- **Problem statement**:
Copy the data that follows, character for character, minus the pictures.

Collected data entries
========================================================================
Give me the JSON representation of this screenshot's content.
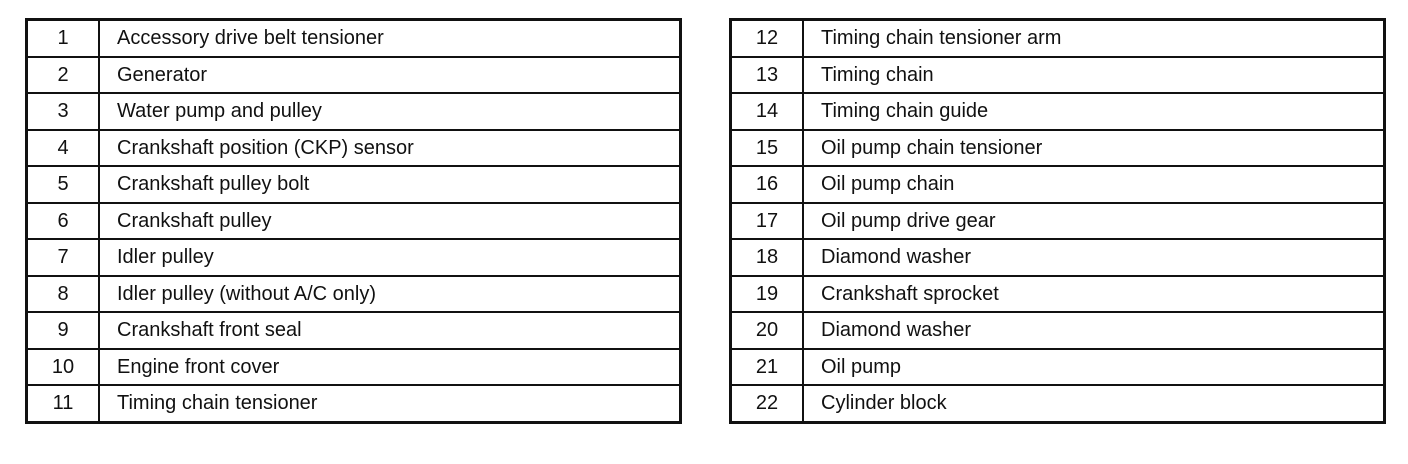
{
  "tables": [
    {
      "rows": [
        {
          "num": "1",
          "desc": "Accessory drive belt tensioner"
        },
        {
          "num": "2",
          "desc": "Generator"
        },
        {
          "num": "3",
          "desc": "Water pump and pulley"
        },
        {
          "num": "4",
          "desc": "Crankshaft position (CKP) sensor"
        },
        {
          "num": "5",
          "desc": "Crankshaft pulley bolt"
        },
        {
          "num": "6",
          "desc": "Crankshaft pulley"
        },
        {
          "num": "7",
          "desc": "Idler pulley"
        },
        {
          "num": "8",
          "desc": "Idler pulley (without A/C only)"
        },
        {
          "num": "9",
          "desc": "Crankshaft front seal"
        },
        {
          "num": "10",
          "desc": "Engine front cover"
        },
        {
          "num": "11",
          "desc": "Timing chain tensioner"
        }
      ]
    },
    {
      "rows": [
        {
          "num": "12",
          "desc": "Timing chain tensioner arm"
        },
        {
          "num": "13",
          "desc": "Timing chain"
        },
        {
          "num": "14",
          "desc": "Timing chain guide"
        },
        {
          "num": "15",
          "desc": "Oil pump chain tensioner"
        },
        {
          "num": "16",
          "desc": "Oil pump chain"
        },
        {
          "num": "17",
          "desc": "Oil pump drive gear"
        },
        {
          "num": "18",
          "desc": "Diamond washer"
        },
        {
          "num": "19",
          "desc": "Crankshaft sprocket"
        },
        {
          "num": "20",
          "desc": "Diamond washer"
        },
        {
          "num": "21",
          "desc": "Oil pump"
        },
        {
          "num": "22",
          "desc": "Cylinder block"
        }
      ]
    }
  ]
}
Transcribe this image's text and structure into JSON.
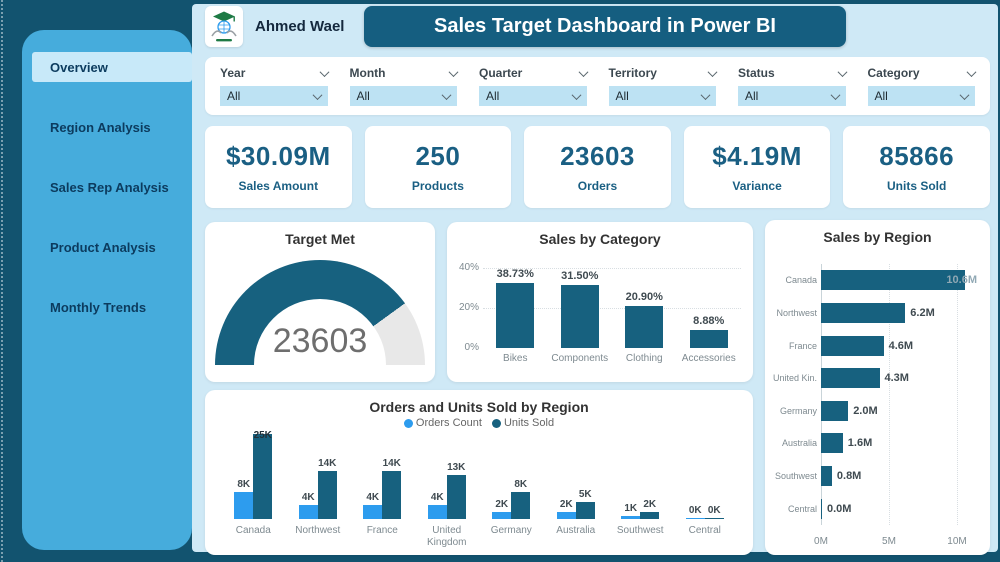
{
  "colors": {
    "page_bg": "#12536F",
    "banner": "#155E80",
    "sidebar": "#46ACDC",
    "sidebar_active": "#C8E9F9",
    "sidebar_text": "#0C3B5E",
    "main_bg": "#CFE9F6",
    "kpi_text": "#1A5F83",
    "bar_dark": "#17617F",
    "bar_light": "#2D9CEE",
    "dropdown_bg": "#BDE2F3"
  },
  "header": {
    "brand_name": "Ahmed Wael",
    "title": "Sales Target Dashboard in Power BI",
    "logo": "graduation-cap-emblem"
  },
  "sidebar": {
    "items": [
      {
        "label": "Overview",
        "active": true
      },
      {
        "label": "Region Analysis",
        "active": false
      },
      {
        "label": "Sales Rep Analysis",
        "active": false
      },
      {
        "label": "Product Analysis",
        "active": false
      },
      {
        "label": "Monthly Trends",
        "active": false
      }
    ]
  },
  "filters": [
    {
      "label": "Year",
      "value": "All"
    },
    {
      "label": "Month",
      "value": "All"
    },
    {
      "label": "Quarter",
      "value": "All"
    },
    {
      "label": "Territory",
      "value": "All"
    },
    {
      "label": "Status",
      "value": "All"
    },
    {
      "label": "Category",
      "value": "All"
    }
  ],
  "kpis": [
    {
      "value": "$30.09M",
      "label": "Sales Amount"
    },
    {
      "value": "250",
      "label": "Products"
    },
    {
      "value": "23603",
      "label": "Orders"
    },
    {
      "value": "$4.19M",
      "label": "Variance"
    },
    {
      "value": "85866",
      "label": "Units Sold"
    }
  ],
  "chart_data": [
    {
      "type": "gauge",
      "title": "Target Met",
      "value": "23603",
      "fill_pct": 80
    },
    {
      "type": "bar",
      "title": "Sales by Category",
      "categories": [
        "Bikes",
        "Components",
        "Clothing",
        "Accessories"
      ],
      "values": [
        38.73,
        31.5,
        20.9,
        8.88
      ],
      "labels": [
        "38.73%",
        "31.50%",
        "20.90%",
        "8.88%"
      ],
      "yticks": [
        "40%",
        "20%",
        "0%"
      ],
      "ylim": [
        0,
        40
      ],
      "grid": true
    },
    {
      "type": "bar",
      "orientation": "horizontal",
      "title": "Sales by Region",
      "categories": [
        "Canada",
        "Northwest",
        "France",
        "United Kin...",
        "Germany",
        "Australia",
        "Southwest",
        "Central"
      ],
      "values": [
        10.6,
        6.2,
        4.6,
        4.3,
        2.0,
        1.6,
        0.8,
        0.0
      ],
      "labels": [
        "10.6M",
        "6.2M",
        "4.6M",
        "4.3M",
        "2.0M",
        "1.6M",
        "0.8M",
        "0.0M"
      ],
      "xticks": [
        "0M",
        "5M",
        "10M"
      ],
      "xlim": [
        0,
        12
      ]
    },
    {
      "type": "bar",
      "grouped": true,
      "title": "Orders and Units Sold by Region",
      "categories": [
        "Canada",
        "Northwest",
        "France",
        "United Kingdom",
        "Germany",
        "Australia",
        "Southwest",
        "Central"
      ],
      "series": [
        {
          "name": "Orders Count",
          "values": [
            8,
            4,
            4,
            4,
            2,
            2,
            1,
            0
          ],
          "labels": [
            "8K",
            "4K",
            "4K",
            "4K",
            "2K",
            "2K",
            "1K",
            "0K"
          ]
        },
        {
          "name": "Units Sold",
          "values": [
            25,
            14,
            14,
            13,
            8,
            5,
            2,
            0
          ],
          "labels": [
            "25K",
            "14K",
            "14K",
            "13K",
            "8K",
            "5K",
            "2K",
            "0K"
          ]
        }
      ],
      "unit": "K"
    }
  ]
}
========================================================================
- **Complete output**:
Give me the JSON representation of this screenshot's content.
{
  "tables": [
    {
      "rows": [
        {
          "num": "1",
          "desc": "Accessory drive belt tensioner"
        },
        {
          "num": "2",
          "desc": "Generator"
        },
        {
          "num": "3",
          "desc": "Water pump and pulley"
        },
        {
          "num": "4",
          "desc": "Crankshaft position (CKP) sensor"
        },
        {
          "num": "5",
          "desc": "Crankshaft pulley bolt"
        },
        {
          "num": "6",
          "desc": "Crankshaft pulley"
        },
        {
          "num": "7",
          "desc": "Idler pulley"
        },
        {
          "num": "8",
          "desc": "Idler pulley (without A/C only)"
        },
        {
          "num": "9",
          "desc": "Crankshaft front seal"
        },
        {
          "num": "10",
          "desc": "Engine front cover"
        },
        {
          "num": "11",
          "desc": "Timing chain tensioner"
        }
      ]
    },
    {
      "rows": [
        {
          "num": "12",
          "desc": "Timing chain tensioner arm"
        },
        {
          "num": "13",
          "desc": "Timing chain"
        },
        {
          "num": "14",
          "desc": "Timing chain guide"
        },
        {
          "num": "15",
          "desc": "Oil pump chain tensioner"
        },
        {
          "num": "16",
          "desc": "Oil pump chain"
        },
        {
          "num": "17",
          "desc": "Oil pump drive gear"
        },
        {
          "num": "18",
          "desc": "Diamond washer"
        },
        {
          "num": "19",
          "desc": "Crankshaft sprocket"
        },
        {
          "num": "20",
          "desc": "Diamond washer"
        },
        {
          "num": "21",
          "desc": "Oil pump"
        },
        {
          "num": "22",
          "desc": "Cylinder block"
        }
      ]
    }
  ]
}
Transcribe this image's text and structure into JSON.
{
  "colors": {
    "page_bg": "#12536F",
    "banner": "#155E80",
    "sidebar": "#46ACDC",
    "sidebar_active": "#C8E9F9",
    "sidebar_text": "#0C3B5E",
    "main_bg": "#CFE9F6",
    "kpi_text": "#1A5F83",
    "bar_dark": "#17617F",
    "bar_light": "#2D9CEE",
    "dropdown_bg": "#BDE2F3"
  },
  "header": {
    "brand_name": "Ahmed Wael",
    "title": "Sales Target Dashboard in Power BI",
    "logo": "graduation-cap-emblem"
  },
  "sidebar": {
    "items": [
      {
        "label": "Overview",
        "active": true
      },
      {
        "label": "Region Analysis",
        "active": false
      },
      {
        "label": "Sales Rep Analysis",
        "active": false
      },
      {
        "label": "Product Analysis",
        "active": false
      },
      {
        "label": "Monthly Trends",
        "active": false
      }
    ]
  },
  "filters": [
    {
      "label": "Year",
      "value": "All"
    },
    {
      "label": "Month",
      "value": "All"
    },
    {
      "label": "Quarter",
      "value": "All"
    },
    {
      "label": "Territory",
      "value": "All"
    },
    {
      "label": "Status",
      "value": "All"
    },
    {
      "label": "Category",
      "value": "All"
    }
  ],
  "kpis": [
    {
      "value": "$30.09M",
      "label": "Sales Amount"
    },
    {
      "value": "250",
      "label": "Products"
    },
    {
      "value": "23603",
      "label": "Orders"
    },
    {
      "value": "$4.19M",
      "label": "Variance"
    },
    {
      "value": "85866",
      "label": "Units Sold"
    }
  ],
  "chart_data": [
    {
      "type": "gauge",
      "title": "Target Met",
      "value": "23603",
      "fill_pct": 80
    },
    {
      "type": "bar",
      "title": "Sales by Category",
      "categories": [
        "Bikes",
        "Components",
        "Clothing",
        "Accessories"
      ],
      "values": [
        38.73,
        31.5,
        20.9,
        8.88
      ],
      "labels": [
        "38.73%",
        "31.50%",
        "20.90%",
        "8.88%"
      ],
      "yticks": [
        "40%",
        "20%",
        "0%"
      ],
      "ylim": [
        0,
        40
      ],
      "grid": true
    },
    {
      "type": "bar",
      "orientation": "horizontal",
      "title": "Sales by Region",
      "categories": [
        "Canada",
        "Northwest",
        "France",
        "United Kin...",
        "Germany",
        "Australia",
        "Southwest",
        "Central"
      ],
      "values": [
        10.6,
        6.2,
        4.6,
        4.3,
        2.0,
        1.6,
        0.8,
        0.0
      ],
      "labels": [
        "10.6M",
        "6.2M",
        "4.6M",
        "4.3M",
        "2.0M",
        "1.6M",
        "0.8M",
        "0.0M"
      ],
      "xticks": [
        "0M",
        "5M",
        "10M"
      ],
      "xlim": [
        0,
        12
      ]
    },
    {
      "type": "bar",
      "grouped": true,
      "title": "Orders and Units Sold by Region",
      "categories": [
        "Canada",
        "Northwest",
        "France",
        "United Kingdom",
        "Germany",
        "Australia",
        "Southwest",
        "Central"
      ],
      "series": [
        {
          "name": "Orders Count",
          "values": [
            8,
            4,
            4,
            4,
            2,
            2,
            1,
            0
          ],
          "labels": [
            "8K",
            "4K",
            "4K",
            "4K",
            "2K",
            "2K",
            "1K",
            "0K"
          ]
        },
        {
          "name": "Units Sold",
          "values": [
            25,
            14,
            14,
            13,
            8,
            5,
            2,
            0
          ],
          "labels": [
            "25K",
            "14K",
            "14K",
            "13K",
            "8K",
            "5K",
            "2K",
            "0K"
          ]
        }
      ],
      "unit": "K"
    }
  ]
}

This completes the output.